[start]

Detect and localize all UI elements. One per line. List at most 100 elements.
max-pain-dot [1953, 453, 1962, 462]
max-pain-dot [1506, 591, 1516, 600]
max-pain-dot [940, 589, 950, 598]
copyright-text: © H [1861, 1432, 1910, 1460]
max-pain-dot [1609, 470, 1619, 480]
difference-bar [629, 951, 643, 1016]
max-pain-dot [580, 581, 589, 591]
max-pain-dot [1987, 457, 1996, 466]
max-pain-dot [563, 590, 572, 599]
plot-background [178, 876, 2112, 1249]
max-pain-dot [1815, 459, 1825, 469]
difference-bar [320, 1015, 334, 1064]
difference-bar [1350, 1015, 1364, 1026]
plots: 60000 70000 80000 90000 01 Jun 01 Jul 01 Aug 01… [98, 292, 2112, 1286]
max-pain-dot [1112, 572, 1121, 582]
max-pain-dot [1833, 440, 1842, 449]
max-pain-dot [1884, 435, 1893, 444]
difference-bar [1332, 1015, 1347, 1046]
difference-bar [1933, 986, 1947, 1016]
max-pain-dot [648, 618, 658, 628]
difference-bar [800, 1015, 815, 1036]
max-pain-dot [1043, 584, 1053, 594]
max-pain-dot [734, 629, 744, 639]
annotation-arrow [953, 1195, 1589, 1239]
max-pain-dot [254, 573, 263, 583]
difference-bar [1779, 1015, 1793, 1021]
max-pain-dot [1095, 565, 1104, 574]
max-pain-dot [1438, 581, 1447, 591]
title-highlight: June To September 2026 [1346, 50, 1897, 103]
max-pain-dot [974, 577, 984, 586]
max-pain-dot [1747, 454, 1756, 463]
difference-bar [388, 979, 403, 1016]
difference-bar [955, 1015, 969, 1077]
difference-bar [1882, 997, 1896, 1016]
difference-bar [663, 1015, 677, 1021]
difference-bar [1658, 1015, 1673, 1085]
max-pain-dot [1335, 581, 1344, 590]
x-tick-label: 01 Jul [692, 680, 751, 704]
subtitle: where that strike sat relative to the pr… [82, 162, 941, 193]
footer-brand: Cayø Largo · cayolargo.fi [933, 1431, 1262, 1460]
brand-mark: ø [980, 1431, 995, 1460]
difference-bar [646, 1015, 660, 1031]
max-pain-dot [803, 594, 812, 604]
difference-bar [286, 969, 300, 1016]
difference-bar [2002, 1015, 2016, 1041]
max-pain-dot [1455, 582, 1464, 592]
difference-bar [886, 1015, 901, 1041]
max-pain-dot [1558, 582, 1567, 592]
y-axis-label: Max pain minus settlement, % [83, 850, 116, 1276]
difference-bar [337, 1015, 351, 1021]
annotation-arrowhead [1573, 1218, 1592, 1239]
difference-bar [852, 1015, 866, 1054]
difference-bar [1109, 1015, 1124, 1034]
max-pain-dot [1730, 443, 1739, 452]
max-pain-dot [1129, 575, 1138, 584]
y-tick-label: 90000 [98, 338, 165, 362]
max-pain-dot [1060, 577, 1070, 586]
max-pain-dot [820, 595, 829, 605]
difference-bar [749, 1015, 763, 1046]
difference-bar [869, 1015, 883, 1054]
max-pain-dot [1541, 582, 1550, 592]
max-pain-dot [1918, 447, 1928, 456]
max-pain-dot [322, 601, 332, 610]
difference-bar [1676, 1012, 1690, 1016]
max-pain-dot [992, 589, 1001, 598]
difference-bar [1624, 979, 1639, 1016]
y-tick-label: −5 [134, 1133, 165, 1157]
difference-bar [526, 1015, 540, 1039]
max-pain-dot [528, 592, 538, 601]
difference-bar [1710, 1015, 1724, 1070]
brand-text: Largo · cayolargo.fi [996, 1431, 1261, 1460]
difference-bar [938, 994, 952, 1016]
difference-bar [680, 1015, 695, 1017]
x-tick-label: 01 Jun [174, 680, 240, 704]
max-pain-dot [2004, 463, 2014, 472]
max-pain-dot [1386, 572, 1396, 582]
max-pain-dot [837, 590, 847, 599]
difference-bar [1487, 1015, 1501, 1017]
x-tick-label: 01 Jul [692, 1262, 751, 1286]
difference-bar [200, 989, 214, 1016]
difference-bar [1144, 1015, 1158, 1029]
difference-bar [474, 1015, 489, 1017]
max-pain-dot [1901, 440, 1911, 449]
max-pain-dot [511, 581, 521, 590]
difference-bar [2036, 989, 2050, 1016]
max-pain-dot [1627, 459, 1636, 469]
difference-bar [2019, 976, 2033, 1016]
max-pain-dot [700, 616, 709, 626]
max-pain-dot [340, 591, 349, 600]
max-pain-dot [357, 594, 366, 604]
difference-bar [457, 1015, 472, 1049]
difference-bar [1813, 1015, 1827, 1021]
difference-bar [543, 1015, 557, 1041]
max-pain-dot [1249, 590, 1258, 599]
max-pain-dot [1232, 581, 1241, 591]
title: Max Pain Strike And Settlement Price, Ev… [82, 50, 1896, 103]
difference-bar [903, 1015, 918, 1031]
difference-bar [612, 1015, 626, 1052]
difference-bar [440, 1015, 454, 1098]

[end]
[start]

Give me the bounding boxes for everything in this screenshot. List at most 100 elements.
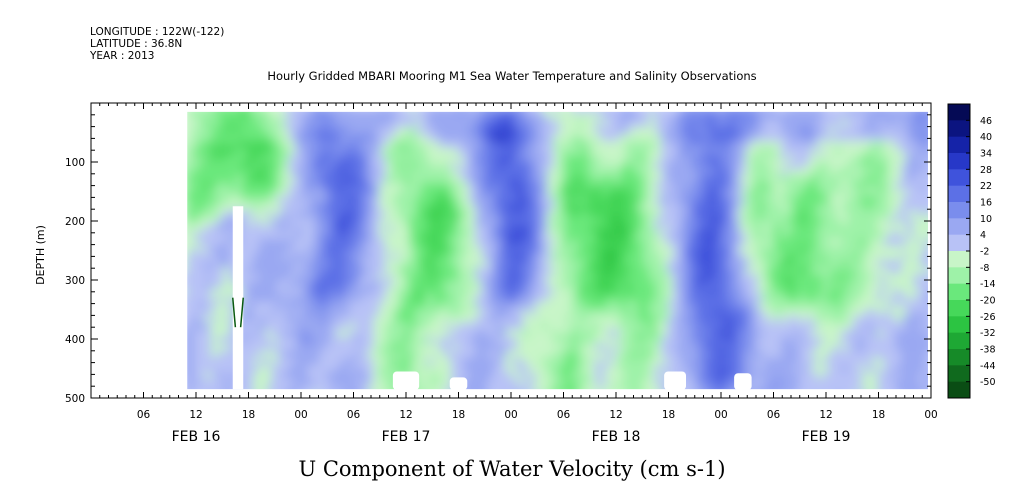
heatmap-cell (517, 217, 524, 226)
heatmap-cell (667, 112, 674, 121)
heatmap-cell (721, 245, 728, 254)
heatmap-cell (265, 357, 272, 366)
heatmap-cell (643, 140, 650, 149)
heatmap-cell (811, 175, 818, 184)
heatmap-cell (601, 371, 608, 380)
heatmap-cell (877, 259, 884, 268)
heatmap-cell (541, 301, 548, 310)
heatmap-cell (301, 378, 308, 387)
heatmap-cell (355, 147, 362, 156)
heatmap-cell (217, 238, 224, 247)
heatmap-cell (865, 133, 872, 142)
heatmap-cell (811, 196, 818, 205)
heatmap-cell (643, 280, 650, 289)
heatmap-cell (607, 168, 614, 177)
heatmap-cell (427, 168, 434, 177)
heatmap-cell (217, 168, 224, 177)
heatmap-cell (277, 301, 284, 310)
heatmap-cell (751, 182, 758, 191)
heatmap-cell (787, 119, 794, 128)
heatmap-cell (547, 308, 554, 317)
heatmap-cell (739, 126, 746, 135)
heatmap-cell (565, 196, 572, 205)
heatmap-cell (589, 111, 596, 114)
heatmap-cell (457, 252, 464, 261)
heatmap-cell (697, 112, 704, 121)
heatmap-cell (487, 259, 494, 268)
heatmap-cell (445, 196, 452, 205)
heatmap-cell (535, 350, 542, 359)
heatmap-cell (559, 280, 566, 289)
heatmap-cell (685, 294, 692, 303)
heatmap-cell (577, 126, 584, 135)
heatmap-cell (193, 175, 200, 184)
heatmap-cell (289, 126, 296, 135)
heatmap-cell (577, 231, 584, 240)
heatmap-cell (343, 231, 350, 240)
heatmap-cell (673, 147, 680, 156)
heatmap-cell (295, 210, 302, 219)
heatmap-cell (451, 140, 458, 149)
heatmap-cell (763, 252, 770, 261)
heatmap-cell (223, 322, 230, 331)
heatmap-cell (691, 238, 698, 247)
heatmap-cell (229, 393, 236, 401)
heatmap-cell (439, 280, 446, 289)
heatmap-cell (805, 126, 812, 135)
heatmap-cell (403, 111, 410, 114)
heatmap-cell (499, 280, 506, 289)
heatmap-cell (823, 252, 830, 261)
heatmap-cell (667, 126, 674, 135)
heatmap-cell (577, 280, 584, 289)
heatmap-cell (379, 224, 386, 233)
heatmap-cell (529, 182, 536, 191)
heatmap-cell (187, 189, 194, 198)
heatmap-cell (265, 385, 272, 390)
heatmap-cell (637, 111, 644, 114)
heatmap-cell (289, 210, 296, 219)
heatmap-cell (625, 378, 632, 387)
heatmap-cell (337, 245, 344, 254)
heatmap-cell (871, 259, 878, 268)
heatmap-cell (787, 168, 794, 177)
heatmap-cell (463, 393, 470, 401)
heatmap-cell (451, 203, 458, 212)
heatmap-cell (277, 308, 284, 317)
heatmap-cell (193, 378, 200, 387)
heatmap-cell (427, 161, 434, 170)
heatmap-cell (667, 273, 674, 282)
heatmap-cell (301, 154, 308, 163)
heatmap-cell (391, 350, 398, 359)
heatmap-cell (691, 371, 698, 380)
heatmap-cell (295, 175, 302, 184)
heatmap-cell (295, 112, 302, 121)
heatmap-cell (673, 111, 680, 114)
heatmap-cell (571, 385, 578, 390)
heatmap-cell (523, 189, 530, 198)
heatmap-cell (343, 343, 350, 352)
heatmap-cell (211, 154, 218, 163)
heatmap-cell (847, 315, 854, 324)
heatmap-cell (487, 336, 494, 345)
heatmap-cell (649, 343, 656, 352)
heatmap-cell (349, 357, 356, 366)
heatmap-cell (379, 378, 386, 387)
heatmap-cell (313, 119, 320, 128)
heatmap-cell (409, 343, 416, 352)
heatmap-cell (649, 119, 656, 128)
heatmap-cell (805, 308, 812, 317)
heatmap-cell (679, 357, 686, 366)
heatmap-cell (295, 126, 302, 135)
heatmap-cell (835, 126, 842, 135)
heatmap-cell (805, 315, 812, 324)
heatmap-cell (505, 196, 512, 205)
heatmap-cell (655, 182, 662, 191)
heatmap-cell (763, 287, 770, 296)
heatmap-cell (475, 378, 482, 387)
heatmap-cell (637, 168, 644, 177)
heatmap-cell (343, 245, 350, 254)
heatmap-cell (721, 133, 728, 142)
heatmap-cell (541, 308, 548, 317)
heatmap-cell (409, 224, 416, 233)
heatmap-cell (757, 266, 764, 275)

[end]
[start]

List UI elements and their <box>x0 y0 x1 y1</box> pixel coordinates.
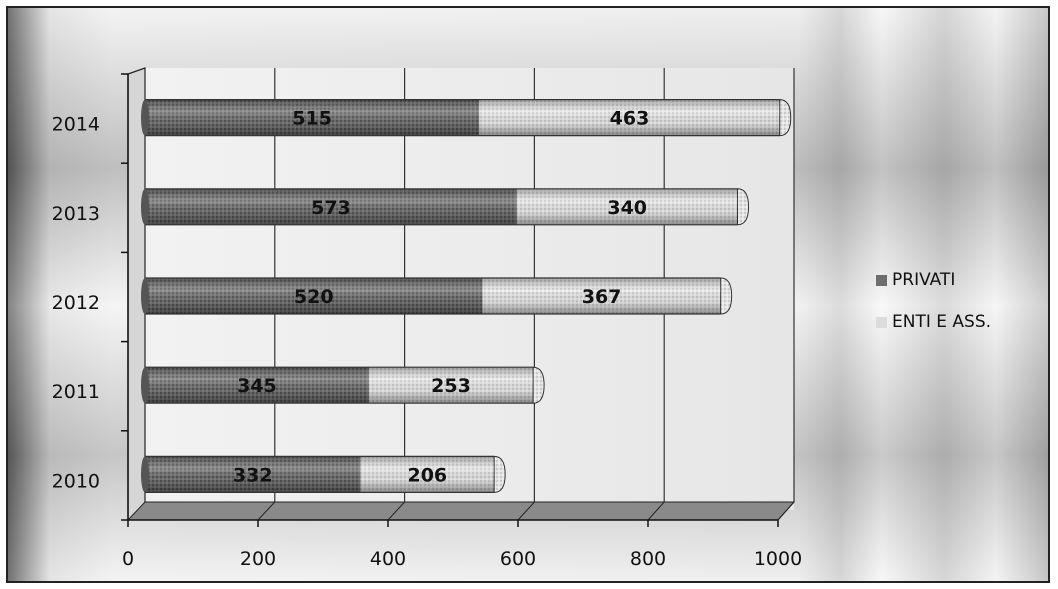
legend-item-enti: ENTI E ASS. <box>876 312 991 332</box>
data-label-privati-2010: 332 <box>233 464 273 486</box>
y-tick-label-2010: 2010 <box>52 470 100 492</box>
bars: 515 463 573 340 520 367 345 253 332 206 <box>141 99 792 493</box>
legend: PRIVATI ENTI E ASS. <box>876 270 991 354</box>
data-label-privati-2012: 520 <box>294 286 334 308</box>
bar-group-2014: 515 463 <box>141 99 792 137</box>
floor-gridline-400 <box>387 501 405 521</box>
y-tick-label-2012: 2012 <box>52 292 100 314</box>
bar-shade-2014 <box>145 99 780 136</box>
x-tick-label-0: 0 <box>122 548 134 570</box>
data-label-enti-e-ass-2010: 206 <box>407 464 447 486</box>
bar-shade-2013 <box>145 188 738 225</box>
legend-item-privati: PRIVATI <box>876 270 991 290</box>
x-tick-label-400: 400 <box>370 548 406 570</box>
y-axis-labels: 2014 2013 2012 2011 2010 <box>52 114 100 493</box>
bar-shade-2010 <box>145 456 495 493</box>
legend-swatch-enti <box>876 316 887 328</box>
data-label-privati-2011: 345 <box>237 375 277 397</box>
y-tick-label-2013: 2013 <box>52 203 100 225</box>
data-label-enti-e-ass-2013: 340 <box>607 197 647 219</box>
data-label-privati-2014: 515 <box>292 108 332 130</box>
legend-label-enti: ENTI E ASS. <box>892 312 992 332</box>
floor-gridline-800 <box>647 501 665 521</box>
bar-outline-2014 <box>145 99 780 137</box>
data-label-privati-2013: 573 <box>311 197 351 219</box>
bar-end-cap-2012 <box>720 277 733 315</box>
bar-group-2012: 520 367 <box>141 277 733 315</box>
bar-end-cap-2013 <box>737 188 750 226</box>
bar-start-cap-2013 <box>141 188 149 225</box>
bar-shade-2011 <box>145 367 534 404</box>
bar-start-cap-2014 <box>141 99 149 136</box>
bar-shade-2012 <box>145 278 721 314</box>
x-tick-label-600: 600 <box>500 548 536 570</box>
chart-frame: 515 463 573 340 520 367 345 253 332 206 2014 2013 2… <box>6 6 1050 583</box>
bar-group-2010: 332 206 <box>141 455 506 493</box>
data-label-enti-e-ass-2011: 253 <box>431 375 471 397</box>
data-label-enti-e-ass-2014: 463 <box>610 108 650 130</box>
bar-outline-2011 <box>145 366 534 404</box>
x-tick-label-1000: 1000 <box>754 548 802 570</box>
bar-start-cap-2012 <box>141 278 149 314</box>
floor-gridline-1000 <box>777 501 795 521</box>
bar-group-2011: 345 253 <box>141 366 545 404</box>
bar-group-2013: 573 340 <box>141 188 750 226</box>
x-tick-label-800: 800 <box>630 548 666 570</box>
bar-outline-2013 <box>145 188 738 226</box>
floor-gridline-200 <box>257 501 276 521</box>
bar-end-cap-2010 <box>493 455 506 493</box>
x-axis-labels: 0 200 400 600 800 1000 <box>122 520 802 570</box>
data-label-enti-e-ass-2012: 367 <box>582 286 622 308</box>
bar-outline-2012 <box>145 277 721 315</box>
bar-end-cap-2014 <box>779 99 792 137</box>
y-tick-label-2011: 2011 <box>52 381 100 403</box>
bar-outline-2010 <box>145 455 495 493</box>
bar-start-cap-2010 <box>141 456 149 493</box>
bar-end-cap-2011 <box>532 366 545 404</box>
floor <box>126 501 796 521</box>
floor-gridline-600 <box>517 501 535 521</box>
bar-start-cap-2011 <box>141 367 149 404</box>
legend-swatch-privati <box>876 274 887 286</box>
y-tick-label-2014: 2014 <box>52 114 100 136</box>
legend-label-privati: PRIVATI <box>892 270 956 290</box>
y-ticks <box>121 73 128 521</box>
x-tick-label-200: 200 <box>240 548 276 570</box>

[end]

Can you reproduce, unchanged, the stretch of the records above from the line containing "Detect and localize" through the line containing "copyright-text: © H [1861, 1432, 1910, 1460]", with both of those lines included?

Detect and localize all UI elements. One per line. List at most 100 elements.
max-pain-dot [1953, 453, 1962, 462]
max-pain-dot [1506, 591, 1516, 600]
max-pain-dot [940, 589, 950, 598]
copyright-text: © H [1861, 1432, 1910, 1460]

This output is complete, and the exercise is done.